DIRECTIONS FOR THIS TASK - Set down the full text on prescribing COX-2 inhibitors word for word.

Prescribing COX-2 inhibitors

Current situation

  • Prescribing of celecoxib has fallen dramatically in the UK since the withdrawal of rofecoxib from the market.
  • There has been recent concern about the cardiovascular safety of COX-2 inhibitors.

What is the evidence?

  • The APPROVe study led to the withdrawal of rofecoxib because the incidence of cardiovascular events was double with rofecoxib compared to placebo (N Eng J Med 2005; 352: 1,092).
  • The APC trial found that compared to placebo, celecoxib was associated with an excess of cardiovascular events, with a dose-related increase in risk (N Eng J Med 2005; 352: 1,071).
  • In contrast, a pooled analysis of the cardiovascular safety of several COX-2 inhibitors in a high-risk population did not provide any evidence of an increased risk (Arch Intern Med 2005; 165: 181).
  • A recent meta-analysis has shown that COX-2 inhibitors and high-dose traditional NSAIDs are associated with a moderate increased risk of vascular events (BMJ 2006; 332: 1,302–5).
  • A meta-analysis of four trials comparing celecoxib with placebo found that the odds ratio of MI compared to placebo was 2.2 (J R Soc Med 2006; 99: 132).

DATA LISTING -

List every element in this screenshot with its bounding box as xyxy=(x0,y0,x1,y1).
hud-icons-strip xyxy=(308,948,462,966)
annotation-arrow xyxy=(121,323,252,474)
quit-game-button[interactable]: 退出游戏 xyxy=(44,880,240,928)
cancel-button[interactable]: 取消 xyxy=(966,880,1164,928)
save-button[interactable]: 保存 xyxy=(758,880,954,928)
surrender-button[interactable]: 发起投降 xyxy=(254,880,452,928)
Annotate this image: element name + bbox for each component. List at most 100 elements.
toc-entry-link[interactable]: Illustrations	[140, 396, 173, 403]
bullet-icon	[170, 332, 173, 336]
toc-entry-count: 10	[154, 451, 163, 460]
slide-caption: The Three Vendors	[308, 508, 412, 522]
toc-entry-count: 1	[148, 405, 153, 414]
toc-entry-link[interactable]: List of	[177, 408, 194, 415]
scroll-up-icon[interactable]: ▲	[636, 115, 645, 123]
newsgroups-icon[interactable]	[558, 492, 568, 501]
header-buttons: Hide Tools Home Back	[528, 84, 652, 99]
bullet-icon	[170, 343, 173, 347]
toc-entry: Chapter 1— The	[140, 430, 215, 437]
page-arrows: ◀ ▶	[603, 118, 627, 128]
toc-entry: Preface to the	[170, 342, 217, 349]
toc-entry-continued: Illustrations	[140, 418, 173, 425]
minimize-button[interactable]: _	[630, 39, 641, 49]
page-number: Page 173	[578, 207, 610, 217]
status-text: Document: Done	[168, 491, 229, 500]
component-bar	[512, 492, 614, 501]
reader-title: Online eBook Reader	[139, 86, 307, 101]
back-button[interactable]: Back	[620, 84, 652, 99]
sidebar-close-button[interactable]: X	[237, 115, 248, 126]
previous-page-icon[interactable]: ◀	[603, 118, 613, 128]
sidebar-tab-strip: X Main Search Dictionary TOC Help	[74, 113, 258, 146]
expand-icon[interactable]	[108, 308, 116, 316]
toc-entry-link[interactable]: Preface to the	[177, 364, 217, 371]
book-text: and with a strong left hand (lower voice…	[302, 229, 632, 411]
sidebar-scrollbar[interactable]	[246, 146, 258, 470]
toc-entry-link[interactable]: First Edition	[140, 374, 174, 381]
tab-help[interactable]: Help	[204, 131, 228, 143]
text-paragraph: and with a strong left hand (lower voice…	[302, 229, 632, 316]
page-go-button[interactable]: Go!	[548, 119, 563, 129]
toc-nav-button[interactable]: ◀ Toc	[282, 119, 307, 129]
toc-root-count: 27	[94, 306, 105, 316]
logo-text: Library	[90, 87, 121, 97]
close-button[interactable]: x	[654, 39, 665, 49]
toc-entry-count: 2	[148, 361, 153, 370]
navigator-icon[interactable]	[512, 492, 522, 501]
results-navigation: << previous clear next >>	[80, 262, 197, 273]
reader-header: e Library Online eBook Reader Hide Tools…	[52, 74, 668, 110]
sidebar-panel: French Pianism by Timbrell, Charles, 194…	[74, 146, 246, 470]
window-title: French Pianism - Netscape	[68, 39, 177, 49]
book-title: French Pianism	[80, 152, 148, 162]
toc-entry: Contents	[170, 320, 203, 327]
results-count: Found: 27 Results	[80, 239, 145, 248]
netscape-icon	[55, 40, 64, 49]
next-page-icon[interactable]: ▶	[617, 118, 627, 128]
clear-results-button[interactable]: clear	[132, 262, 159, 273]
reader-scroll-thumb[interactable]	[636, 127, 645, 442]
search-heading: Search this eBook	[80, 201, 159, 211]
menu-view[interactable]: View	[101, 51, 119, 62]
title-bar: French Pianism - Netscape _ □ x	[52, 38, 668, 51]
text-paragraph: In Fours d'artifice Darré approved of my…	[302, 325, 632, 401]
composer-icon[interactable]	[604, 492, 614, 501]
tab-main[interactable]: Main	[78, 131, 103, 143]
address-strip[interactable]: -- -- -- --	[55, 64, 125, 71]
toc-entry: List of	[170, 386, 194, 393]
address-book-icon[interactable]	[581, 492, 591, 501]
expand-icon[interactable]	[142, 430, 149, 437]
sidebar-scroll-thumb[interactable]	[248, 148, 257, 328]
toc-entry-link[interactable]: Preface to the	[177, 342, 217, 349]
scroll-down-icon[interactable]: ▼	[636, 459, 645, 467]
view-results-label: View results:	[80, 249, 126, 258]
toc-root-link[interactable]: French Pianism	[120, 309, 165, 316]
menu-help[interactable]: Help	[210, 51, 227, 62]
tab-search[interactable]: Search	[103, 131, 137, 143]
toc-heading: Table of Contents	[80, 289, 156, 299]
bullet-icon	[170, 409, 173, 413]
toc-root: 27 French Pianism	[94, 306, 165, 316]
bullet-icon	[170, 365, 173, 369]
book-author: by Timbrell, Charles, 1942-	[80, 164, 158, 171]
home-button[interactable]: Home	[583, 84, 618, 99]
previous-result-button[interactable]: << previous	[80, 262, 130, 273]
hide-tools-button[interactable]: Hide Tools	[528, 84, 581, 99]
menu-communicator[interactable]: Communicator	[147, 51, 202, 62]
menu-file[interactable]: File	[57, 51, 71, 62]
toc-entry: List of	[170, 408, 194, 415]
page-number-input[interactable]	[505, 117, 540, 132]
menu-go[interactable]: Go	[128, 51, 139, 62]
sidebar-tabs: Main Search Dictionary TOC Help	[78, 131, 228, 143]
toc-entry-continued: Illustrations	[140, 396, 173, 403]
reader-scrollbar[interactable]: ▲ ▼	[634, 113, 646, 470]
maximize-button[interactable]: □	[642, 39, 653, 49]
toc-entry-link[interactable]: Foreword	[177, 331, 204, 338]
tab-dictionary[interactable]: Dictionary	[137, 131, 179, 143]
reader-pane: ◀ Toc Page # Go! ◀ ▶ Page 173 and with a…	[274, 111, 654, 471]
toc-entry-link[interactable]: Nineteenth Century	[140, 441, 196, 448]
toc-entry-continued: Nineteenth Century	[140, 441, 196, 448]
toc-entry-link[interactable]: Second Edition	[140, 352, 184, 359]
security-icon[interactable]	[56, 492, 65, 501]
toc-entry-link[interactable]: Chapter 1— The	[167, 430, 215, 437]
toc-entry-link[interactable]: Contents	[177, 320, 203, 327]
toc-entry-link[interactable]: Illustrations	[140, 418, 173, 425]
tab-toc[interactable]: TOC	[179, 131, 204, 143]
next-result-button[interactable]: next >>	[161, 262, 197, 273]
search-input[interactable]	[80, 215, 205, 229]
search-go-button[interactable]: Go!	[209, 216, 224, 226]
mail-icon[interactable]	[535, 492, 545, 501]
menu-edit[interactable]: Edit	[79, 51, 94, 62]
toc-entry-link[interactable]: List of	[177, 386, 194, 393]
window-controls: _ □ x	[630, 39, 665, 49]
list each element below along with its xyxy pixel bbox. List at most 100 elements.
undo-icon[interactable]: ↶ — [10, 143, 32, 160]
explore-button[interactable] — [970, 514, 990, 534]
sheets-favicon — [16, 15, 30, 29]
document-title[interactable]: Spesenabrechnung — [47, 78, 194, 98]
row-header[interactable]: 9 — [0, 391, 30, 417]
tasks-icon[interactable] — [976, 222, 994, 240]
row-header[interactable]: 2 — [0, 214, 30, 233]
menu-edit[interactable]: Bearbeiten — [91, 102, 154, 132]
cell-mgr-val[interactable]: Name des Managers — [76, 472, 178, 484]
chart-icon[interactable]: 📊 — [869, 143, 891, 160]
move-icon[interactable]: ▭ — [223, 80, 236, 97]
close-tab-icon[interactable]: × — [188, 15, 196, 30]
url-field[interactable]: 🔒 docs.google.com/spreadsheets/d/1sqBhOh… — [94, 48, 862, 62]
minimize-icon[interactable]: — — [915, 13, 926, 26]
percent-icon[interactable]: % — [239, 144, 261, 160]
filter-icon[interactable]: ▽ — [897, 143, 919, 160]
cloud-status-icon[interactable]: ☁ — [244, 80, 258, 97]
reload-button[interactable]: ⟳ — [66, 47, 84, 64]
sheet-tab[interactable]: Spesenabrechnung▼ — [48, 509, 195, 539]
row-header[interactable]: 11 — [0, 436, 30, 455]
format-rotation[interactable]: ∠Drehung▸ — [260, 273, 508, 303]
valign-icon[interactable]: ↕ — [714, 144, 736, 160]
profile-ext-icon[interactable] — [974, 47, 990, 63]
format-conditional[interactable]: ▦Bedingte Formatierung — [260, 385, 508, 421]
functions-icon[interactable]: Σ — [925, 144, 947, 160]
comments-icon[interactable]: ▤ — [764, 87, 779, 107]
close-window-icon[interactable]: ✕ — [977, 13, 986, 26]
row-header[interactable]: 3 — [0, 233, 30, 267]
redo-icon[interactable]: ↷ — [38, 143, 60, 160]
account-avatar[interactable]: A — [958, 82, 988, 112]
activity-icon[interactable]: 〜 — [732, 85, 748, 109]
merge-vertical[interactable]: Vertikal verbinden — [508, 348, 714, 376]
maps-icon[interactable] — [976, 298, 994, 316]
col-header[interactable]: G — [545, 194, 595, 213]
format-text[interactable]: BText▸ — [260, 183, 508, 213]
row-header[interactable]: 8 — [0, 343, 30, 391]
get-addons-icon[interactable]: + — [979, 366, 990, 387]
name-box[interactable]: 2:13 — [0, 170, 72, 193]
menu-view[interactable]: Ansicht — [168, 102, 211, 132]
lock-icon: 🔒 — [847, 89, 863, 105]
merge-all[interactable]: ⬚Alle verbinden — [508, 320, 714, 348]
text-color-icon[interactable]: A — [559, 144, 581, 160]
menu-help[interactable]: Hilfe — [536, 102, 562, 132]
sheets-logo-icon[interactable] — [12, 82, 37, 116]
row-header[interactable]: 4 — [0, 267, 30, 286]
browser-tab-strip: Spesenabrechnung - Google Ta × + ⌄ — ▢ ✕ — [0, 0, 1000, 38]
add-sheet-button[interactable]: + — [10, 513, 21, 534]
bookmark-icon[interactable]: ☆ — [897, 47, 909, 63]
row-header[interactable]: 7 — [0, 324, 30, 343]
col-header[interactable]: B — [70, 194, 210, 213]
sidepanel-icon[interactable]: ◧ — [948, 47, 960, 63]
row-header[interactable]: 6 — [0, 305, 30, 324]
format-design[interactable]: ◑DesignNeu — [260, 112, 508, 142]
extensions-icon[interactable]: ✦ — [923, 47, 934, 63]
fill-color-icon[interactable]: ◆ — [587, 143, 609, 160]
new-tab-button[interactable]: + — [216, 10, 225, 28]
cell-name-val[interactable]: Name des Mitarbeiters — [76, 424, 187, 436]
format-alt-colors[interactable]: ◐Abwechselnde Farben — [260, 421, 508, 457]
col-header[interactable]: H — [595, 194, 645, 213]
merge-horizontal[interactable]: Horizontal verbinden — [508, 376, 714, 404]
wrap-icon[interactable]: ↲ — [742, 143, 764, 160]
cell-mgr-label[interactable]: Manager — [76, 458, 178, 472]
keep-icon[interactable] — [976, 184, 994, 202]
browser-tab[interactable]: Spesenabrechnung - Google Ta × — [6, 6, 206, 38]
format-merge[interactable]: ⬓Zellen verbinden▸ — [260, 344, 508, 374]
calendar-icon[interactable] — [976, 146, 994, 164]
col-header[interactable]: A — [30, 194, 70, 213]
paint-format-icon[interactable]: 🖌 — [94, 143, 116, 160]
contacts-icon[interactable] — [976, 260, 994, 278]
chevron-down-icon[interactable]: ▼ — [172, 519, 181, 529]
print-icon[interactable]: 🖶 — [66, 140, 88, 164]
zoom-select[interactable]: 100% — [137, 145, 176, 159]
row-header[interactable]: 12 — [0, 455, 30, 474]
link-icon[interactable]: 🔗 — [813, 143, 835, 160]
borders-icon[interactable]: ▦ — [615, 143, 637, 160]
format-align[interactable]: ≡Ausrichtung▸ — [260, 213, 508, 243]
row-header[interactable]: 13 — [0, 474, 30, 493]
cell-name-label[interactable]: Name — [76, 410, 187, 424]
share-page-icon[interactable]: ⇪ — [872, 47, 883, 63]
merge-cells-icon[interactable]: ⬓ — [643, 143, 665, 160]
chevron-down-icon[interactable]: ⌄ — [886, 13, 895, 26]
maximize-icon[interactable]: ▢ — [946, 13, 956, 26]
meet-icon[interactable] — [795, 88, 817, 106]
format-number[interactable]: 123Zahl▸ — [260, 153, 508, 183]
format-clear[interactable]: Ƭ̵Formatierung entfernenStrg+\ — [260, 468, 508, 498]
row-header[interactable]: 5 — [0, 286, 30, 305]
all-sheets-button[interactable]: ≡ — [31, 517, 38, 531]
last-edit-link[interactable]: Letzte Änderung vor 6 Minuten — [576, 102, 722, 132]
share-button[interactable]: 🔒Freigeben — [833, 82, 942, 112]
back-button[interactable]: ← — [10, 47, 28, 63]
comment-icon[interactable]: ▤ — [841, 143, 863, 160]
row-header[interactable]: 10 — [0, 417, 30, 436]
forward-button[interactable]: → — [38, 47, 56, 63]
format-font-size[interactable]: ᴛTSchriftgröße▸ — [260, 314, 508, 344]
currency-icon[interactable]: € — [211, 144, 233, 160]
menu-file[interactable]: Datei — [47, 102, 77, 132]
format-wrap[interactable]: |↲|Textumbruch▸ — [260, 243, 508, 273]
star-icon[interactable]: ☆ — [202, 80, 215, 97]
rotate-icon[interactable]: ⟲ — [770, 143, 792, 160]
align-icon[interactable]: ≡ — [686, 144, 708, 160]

REPLY -
Prescribing COX-2 inhibitors

Current situation

  • Prescribing of celecoxib has fallen dramatically in the UK since the withdrawal of rofecoxib from the market.
  • There has been recent concern about the cardiovascular safety of COX-2 inhibitors.

What is the evidence?

  • The APPROVe study led to the withdrawal of rofecoxib because the incidence of cardiovascular events was double with rofecoxib compared to placebo (N Eng J Med 2005; 352: 1,092).
  • The APC trial found that compared to placebo, celecoxib was associated with an excess of cardiovascular events, with a dose-related increase in risk (N Eng J Med 2005; 352: 1,071).
  • In contrast, a pooled analysis of the cardiovascular safety of several COX-2 inhibitors in a high-risk population did not provide any evidence of an increased risk (Arch Intern Med 2005; 165: 181).
  • A recent meta-analysis has shown that COX-2 inhibitors and high-dose traditional NSAIDs are associated with a moderate increased risk of vascular events (BMJ 2006; 332: 1,302–5).
  • A meta-analysis of four trials comparing celecoxib with placebo found that the odds ratio of MI compared to placebo was 2.2 (J R Soc Med 2006; 99: 132).